● **DATASET ROWS**:
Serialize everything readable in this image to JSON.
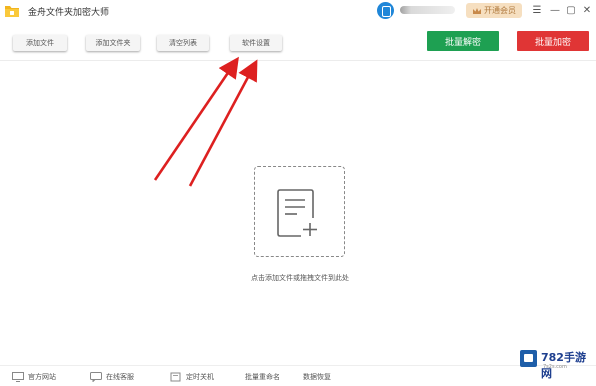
{
  "app": {
    "title": "金舟文件夹加密大师"
  },
  "titlebar": {
    "vip_label": "开通会员"
  },
  "toolbar": {
    "add_file": "添加文件",
    "add_folder": "添加文件夹",
    "clear_list": "清空列表",
    "settings": "软件设置",
    "batch_decrypt": "批量解密",
    "batch_encrypt": "批量加密"
  },
  "main": {
    "drop_hint": "点击添加文件或拖拽文件到此处"
  },
  "footer": {
    "website": "官方网站",
    "support": "在线客服",
    "timed_shutdown": "定时关机",
    "batch_rename": "批量重命名",
    "data_recovery": "数据恢复"
  },
  "watermark": {
    "name": "782手游网",
    "url": "7s2s.com"
  },
  "colors": {
    "decrypt_green": "#1ea052",
    "encrypt_red": "#e03535",
    "accent_blue": "#1f86d8",
    "arrow_red": "#dd2020"
  }
}
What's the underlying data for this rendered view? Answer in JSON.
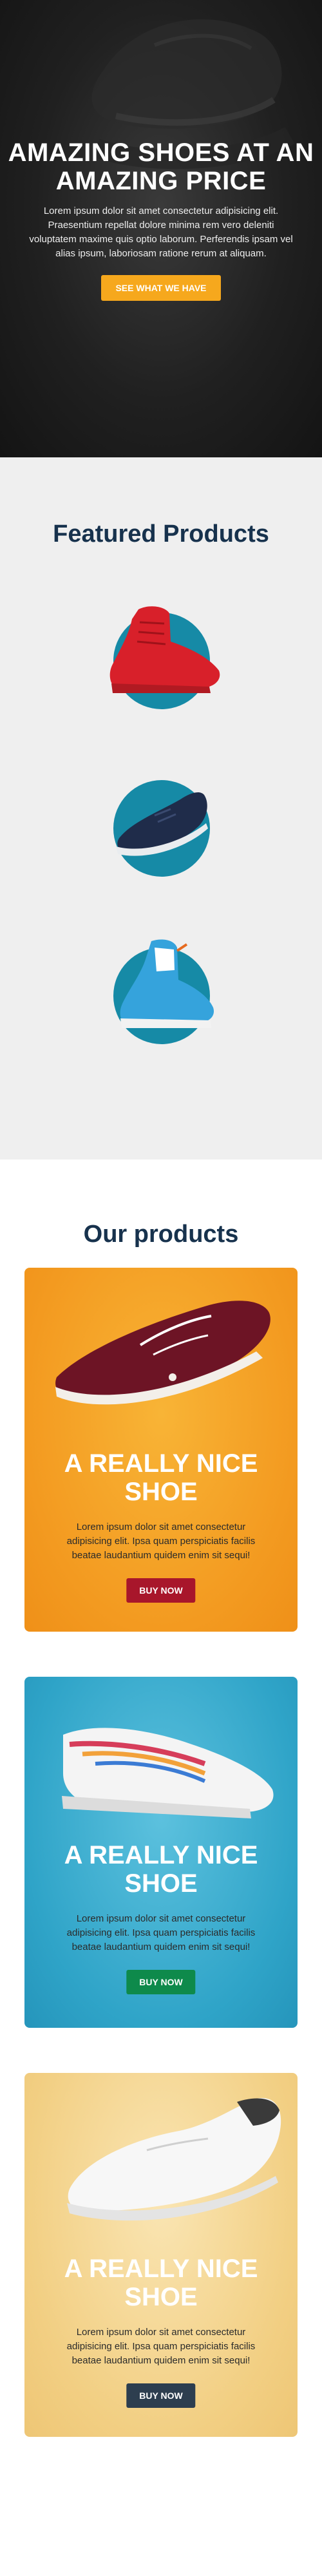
{
  "hero": {
    "title": "AMAZING SHOES AT AN AMAZING PRICE",
    "text": "Lorem ipsum dolor sit amet consectetur adipisicing elit. Praesentium repellat dolore minima rem vero deleniti voluptatem maxime quis optio laborum. Perferendis ipsam vel alias ipsum, laboriosam ratione rerum at aliquam.",
    "button": "SEE WHAT WE HAVE",
    "accent": "#f6a81d"
  },
  "featured": {
    "title": "Featured Products",
    "circle_color": "#168aa6",
    "items": [
      {
        "icon": "red-sneaker-image"
      },
      {
        "icon": "navy-running-shoe-image"
      },
      {
        "icon": "blue-high-top-sneaker-image"
      }
    ]
  },
  "products": {
    "title": "Our products",
    "cards": [
      {
        "title": "A REALLY NICE SHOE",
        "text": "Lorem ipsum dolor sit amet consectetur adipisicing elit. Ipsa quam perspiciatis facilis beatae laudantium quidem enim sit sequi!",
        "button": "BUY NOW",
        "bg": "#f39a20",
        "button_color": "#a8162b",
        "icon": "burgundy-skate-shoe-image"
      },
      {
        "title": "A REALLY NICE SHOE",
        "text": "Lorem ipsum dolor sit amet consectetur adipisicing elit. Ipsa quam perspiciatis facilis beatae laudantium quidem enim sit sequi!",
        "button": "BUY NOW",
        "bg": "#2fa4c8",
        "button_color": "#0e8a4b",
        "icon": "white-patterned-sneaker-image"
      },
      {
        "title": "A REALLY NICE SHOE",
        "text": "Lorem ipsum dolor sit amet consectetur adipisicing elit. Ipsa quam perspiciatis facilis beatae laudantium quidem enim sit sequi!",
        "button": "BUY NOW",
        "bg": "#f2cf83",
        "button_color": "#2d3e4f",
        "icon": "white-leather-sneaker-image"
      }
    ]
  }
}
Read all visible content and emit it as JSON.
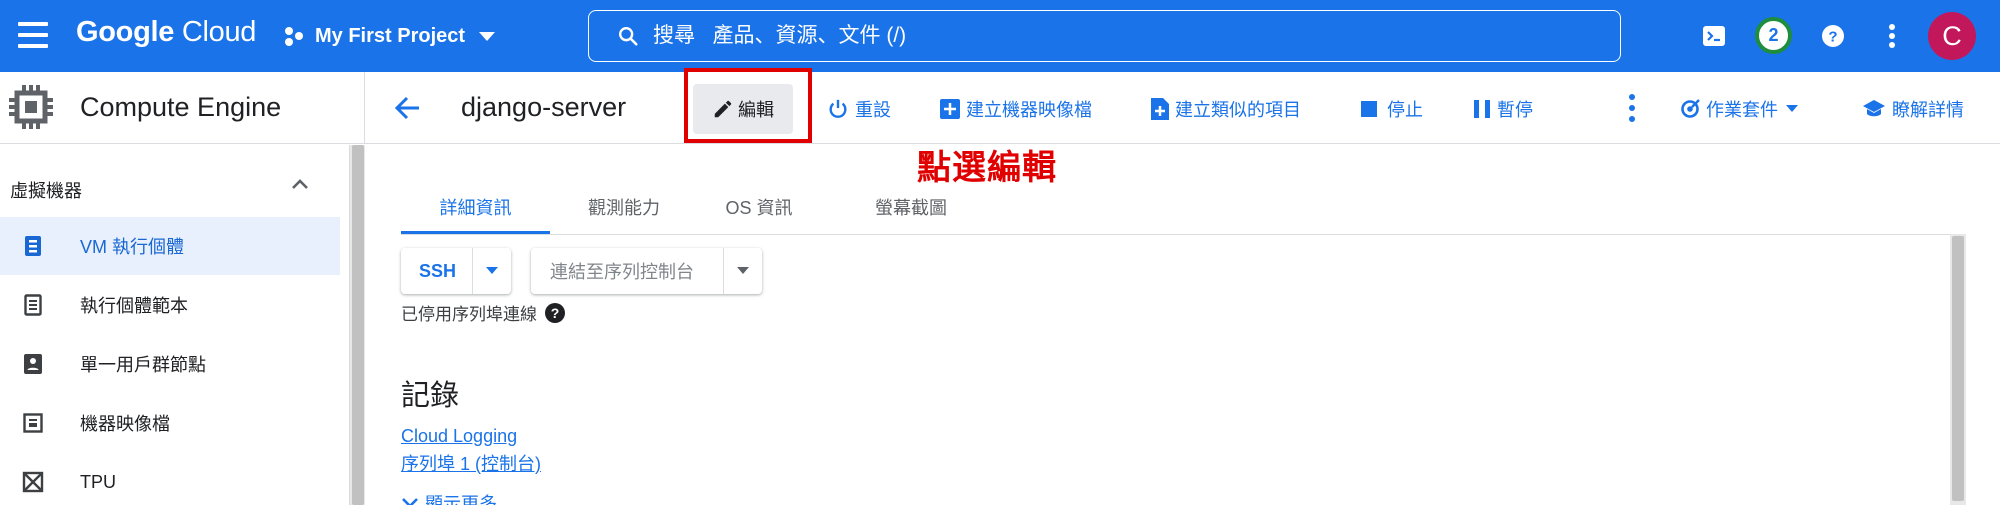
{
  "topbar": {
    "logo_google": "Google",
    "logo_cloud": " Cloud",
    "project_name": "My First Project",
    "search_placeholder": "搜尋   產品、資源、文件 (/)",
    "notification_count": "2",
    "avatar_initial": "C",
    "bg_color": "#1a73e8"
  },
  "header": {
    "product_title": "Compute Engine",
    "resource_title": "django-server",
    "actions": {
      "edit": "編輯",
      "reset": "重設",
      "create_machine_image": "建立機器映像檔",
      "create_similar": "建立類似的項目",
      "stop": "停止",
      "suspend": "暫停",
      "operations_suite": "作業套件",
      "learn_more": "瞭解詳情"
    }
  },
  "annotation": {
    "text": "點選編輯",
    "color": "#e00000"
  },
  "sidebar": {
    "section_title": "虛擬機器",
    "items": [
      {
        "label": "VM 執行個體",
        "icon": "vm-instance-icon",
        "active": true
      },
      {
        "label": "執行個體範本",
        "icon": "instance-template-icon",
        "active": false
      },
      {
        "label": "單一用戶群節點",
        "icon": "sole-tenant-node-icon",
        "active": false
      },
      {
        "label": "機器映像檔",
        "icon": "machine-image-icon",
        "active": false
      },
      {
        "label": "TPU",
        "icon": "tpu-icon",
        "active": false
      }
    ]
  },
  "main": {
    "tabs": [
      "詳細資訊",
      "觀測能力",
      "OS 資訊",
      "螢幕截圖"
    ],
    "active_tab": 0,
    "ssh_label": "SSH",
    "serial_console_label": "連結至序列控制台",
    "serial_status": "已停用序列埠連線",
    "logs_heading": "記錄",
    "links": {
      "cloud_logging": "Cloud Logging",
      "serial_port": "序列埠 1 (控制台)"
    },
    "show_more": "顯示更多"
  }
}
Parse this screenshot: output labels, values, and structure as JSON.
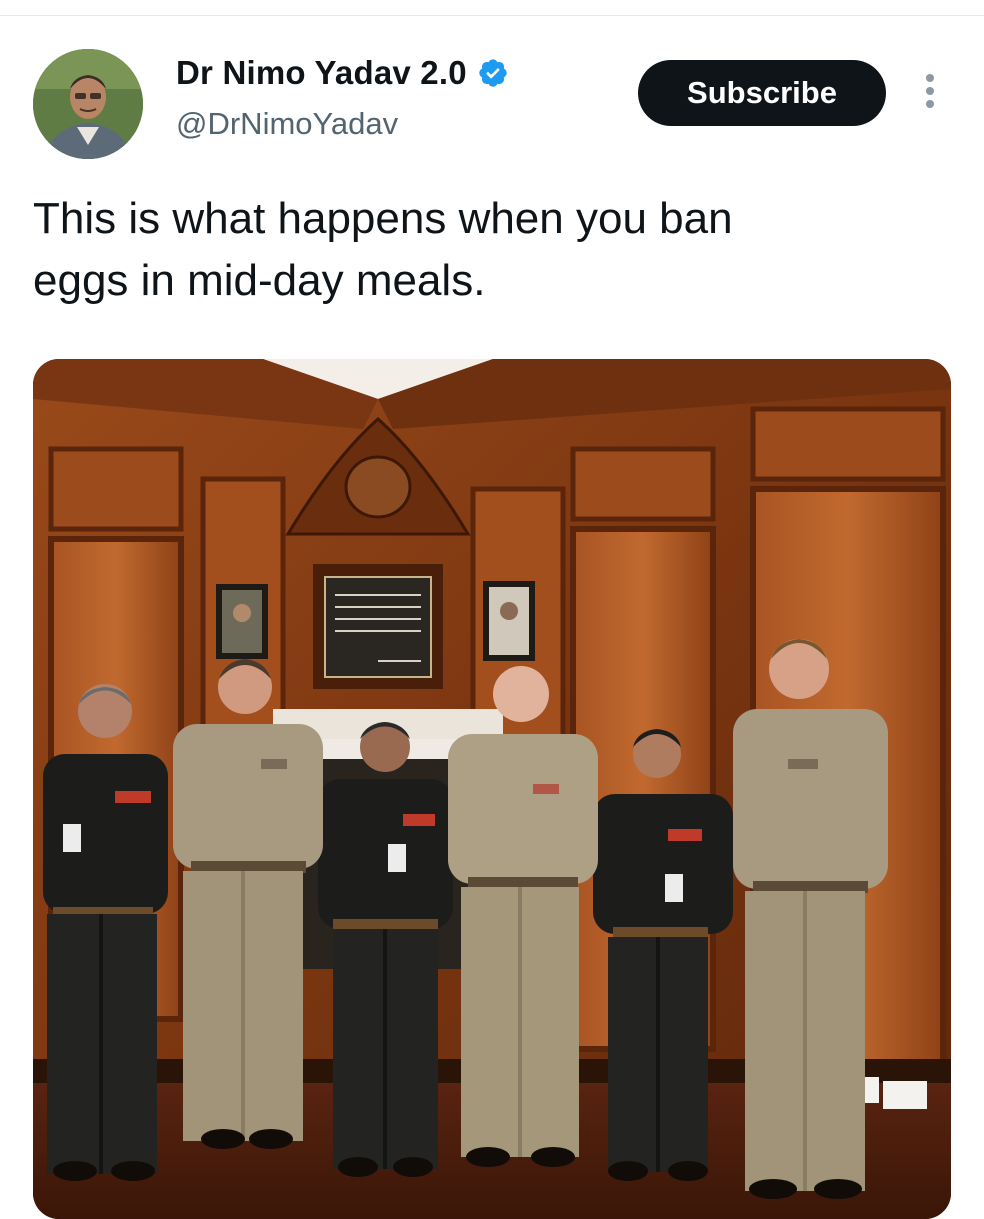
{
  "post": {
    "author": {
      "display_name": "Dr Nimo Yadav 2.0",
      "handle": "@DrNimoYadav",
      "verified": true,
      "avatar_icon": "user-avatar-photo"
    },
    "subscribe_label": "Subscribe",
    "more_icon": "more-vertical-icon",
    "text_line1": "This is what happens when you ban",
    "text_line2": "eggs in mid-day meals.",
    "media": {
      "type": "photo",
      "people_count": 6
    }
  },
  "colors": {
    "text_primary": "#0f1419",
    "text_secondary": "#536471",
    "verified_blue": "#1d9bf0",
    "button_bg": "#0f1419",
    "wood": "#8a3f16",
    "uniform_dark": "#1c1c1a",
    "uniform_tan": "#a89a80"
  }
}
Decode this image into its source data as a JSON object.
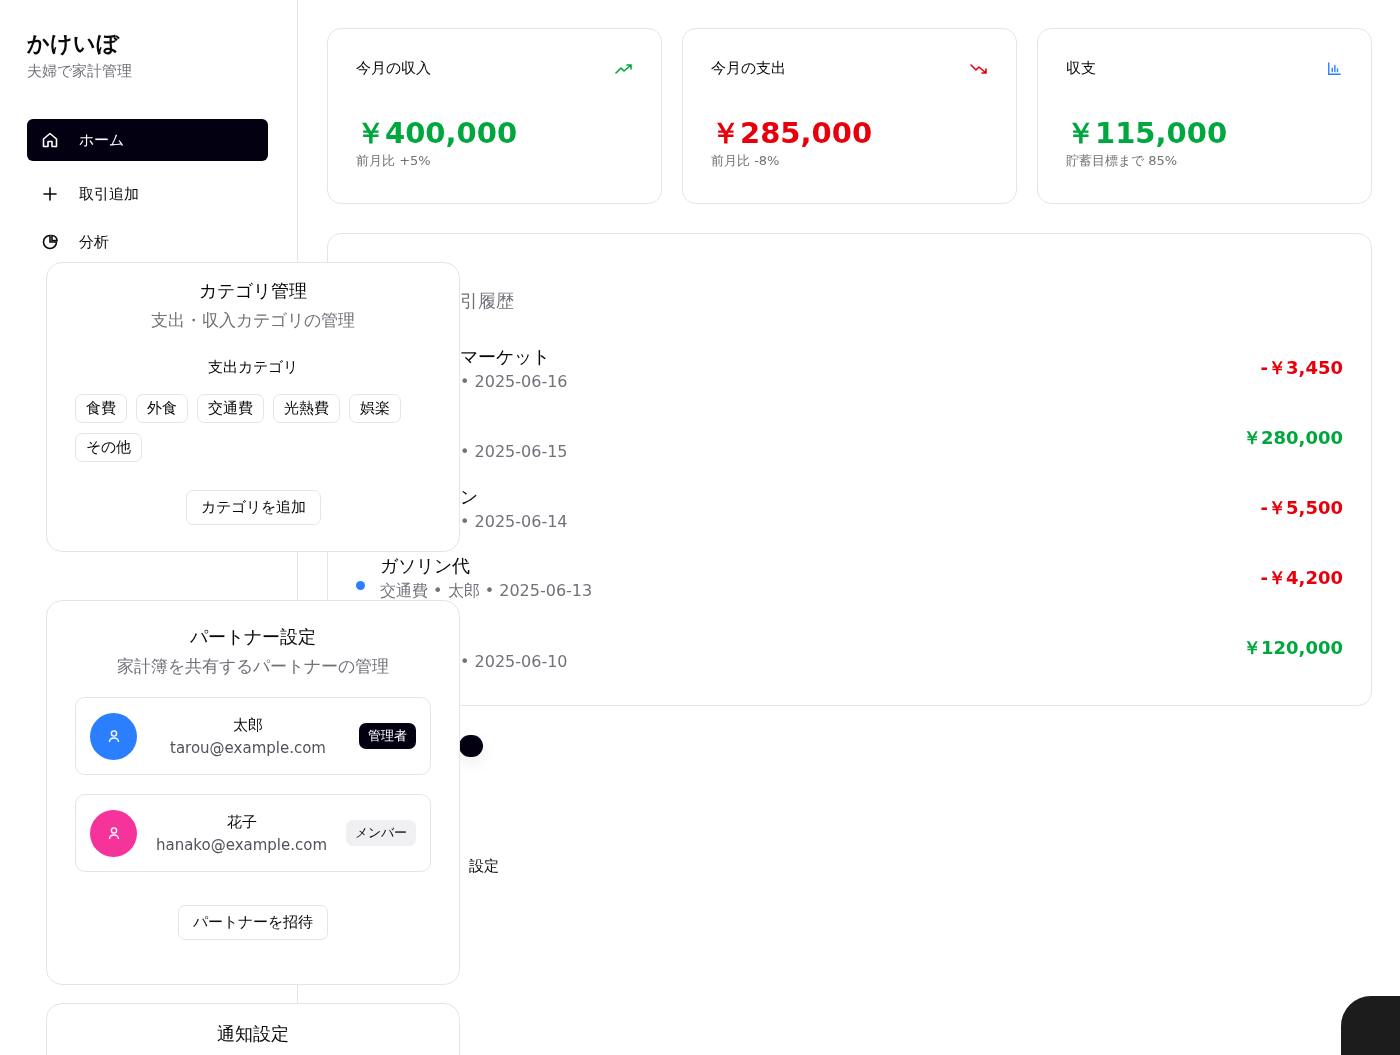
{
  "sidebar": {
    "logo": "かけいぼ",
    "tagline": "夫婦で家計管理",
    "nav": [
      {
        "label": "ホーム",
        "selected": true
      },
      {
        "label": "取引追加",
        "selected": false
      },
      {
        "label": "分析",
        "selected": false
      }
    ]
  },
  "stats": [
    {
      "title": "今月の収入",
      "kind": "positive",
      "value": "￥400,000",
      "note": "前月比 +5%"
    },
    {
      "title": "今月の支出",
      "kind": "negative",
      "value": "￥285,000",
      "note": "前月比 -8%"
    },
    {
      "title": "収支",
      "kind": "balance",
      "value": "￥115,000",
      "note": "貯蓄目標まで 85%"
    }
  ],
  "transactions": {
    "title": "引履歴",
    "rows": [
      {
        "covered": true,
        "name": "マーケット",
        "meta": "• 2025-06-16",
        "amount": "-￥3,450",
        "kind": "expense"
      },
      {
        "covered": true,
        "meta": "• 2025-06-15",
        "amount": "￥280,000",
        "kind": "income"
      },
      {
        "covered": true,
        "name": "ン",
        "meta": "• 2025-06-14",
        "amount": "-￥5,500",
        "kind": "expense"
      },
      {
        "covered": false,
        "name": "ガソリン代",
        "meta": "交通費 • 太郎 • 2025-06-13",
        "amount": "-￥4,200",
        "kind": "expense",
        "color": "#2b7fff"
      },
      {
        "covered": true,
        "meta": "• 2025-06-10",
        "amount": "￥120,000",
        "kind": "income"
      }
    ]
  },
  "lower": {
    "settings_label": "設定"
  },
  "category_panel": {
    "title": "カテゴリ管理",
    "subtitle": "支出・収入カテゴリの管理",
    "section": "支出カテゴリ",
    "chips": [
      "食費",
      "外食",
      "交通費",
      "光熱費",
      "娯楽",
      "その他"
    ],
    "button": "カテゴリを追加"
  },
  "partner_panel": {
    "title": "パートナー設定",
    "subtitle": "家計簿を共有するパートナーの管理",
    "members": [
      {
        "name": "太郎",
        "email": "tarou@example.com",
        "role": "管理者",
        "kind": "admin",
        "color": "#2b7fff"
      },
      {
        "name": "花子",
        "email": "hanako@example.com",
        "role": "メンバー",
        "kind": "member",
        "color": "#f6339a"
      }
    ],
    "button": "パートナーを招待"
  },
  "notification_panel": {
    "title": "通知設定"
  }
}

● **SET EXERCISE**: Say how many lines above hold the word "meta", giving only the count.

● **RESPONSE TO THE EXERCISE**: 5